[Data excerpts]
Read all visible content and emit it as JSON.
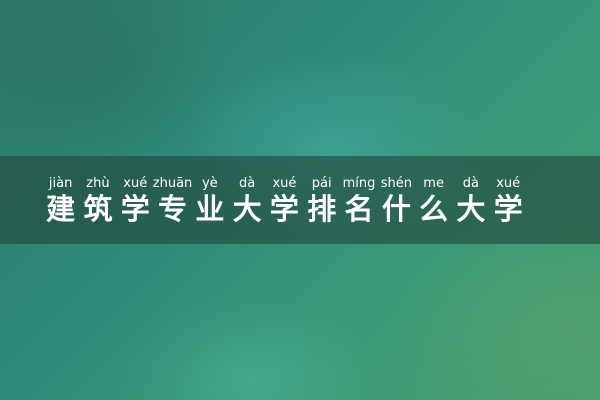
{
  "title": {
    "chars": [
      {
        "pinyin": "jiàn",
        "hanzi": "建"
      },
      {
        "pinyin": "zhù",
        "hanzi": "筑"
      },
      {
        "pinyin": "xué",
        "hanzi": "学"
      },
      {
        "pinyin": "zhuān",
        "hanzi": "专"
      },
      {
        "pinyin": "yè",
        "hanzi": "业"
      },
      {
        "pinyin": "dà",
        "hanzi": "大"
      },
      {
        "pinyin": "xué",
        "hanzi": "学"
      },
      {
        "pinyin": "pái",
        "hanzi": "排"
      },
      {
        "pinyin": "míng",
        "hanzi": "名"
      },
      {
        "pinyin": "shén",
        "hanzi": "什"
      },
      {
        "pinyin": "me",
        "hanzi": "么"
      },
      {
        "pinyin": "dà",
        "hanzi": "大"
      },
      {
        "pinyin": "xué",
        "hanzi": "学"
      }
    ]
  },
  "colors": {
    "text": "#ffffff",
    "band": "#23463c"
  }
}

* [WORK TO DO]: Retype every entry verbatim and exclude the pictures from the copy.

* [CORRECT RESULT]:
Read all visible content and emit it as JSON.
{
  "title": {
    "chars": [
      {
        "pinyin": "jiàn",
        "hanzi": "建"
      },
      {
        "pinyin": "zhù",
        "hanzi": "筑"
      },
      {
        "pinyin": "xué",
        "hanzi": "学"
      },
      {
        "pinyin": "zhuān",
        "hanzi": "专"
      },
      {
        "pinyin": "yè",
        "hanzi": "业"
      },
      {
        "pinyin": "dà",
        "hanzi": "大"
      },
      {
        "pinyin": "xué",
        "hanzi": "学"
      },
      {
        "pinyin": "pái",
        "hanzi": "排"
      },
      {
        "pinyin": "míng",
        "hanzi": "名"
      },
      {
        "pinyin": "shén",
        "hanzi": "什"
      },
      {
        "pinyin": "me",
        "hanzi": "么"
      },
      {
        "pinyin": "dà",
        "hanzi": "大"
      },
      {
        "pinyin": "xué",
        "hanzi": "学"
      }
    ]
  },
  "colors": {
    "text": "#ffffff",
    "band": "#23463c"
  }
}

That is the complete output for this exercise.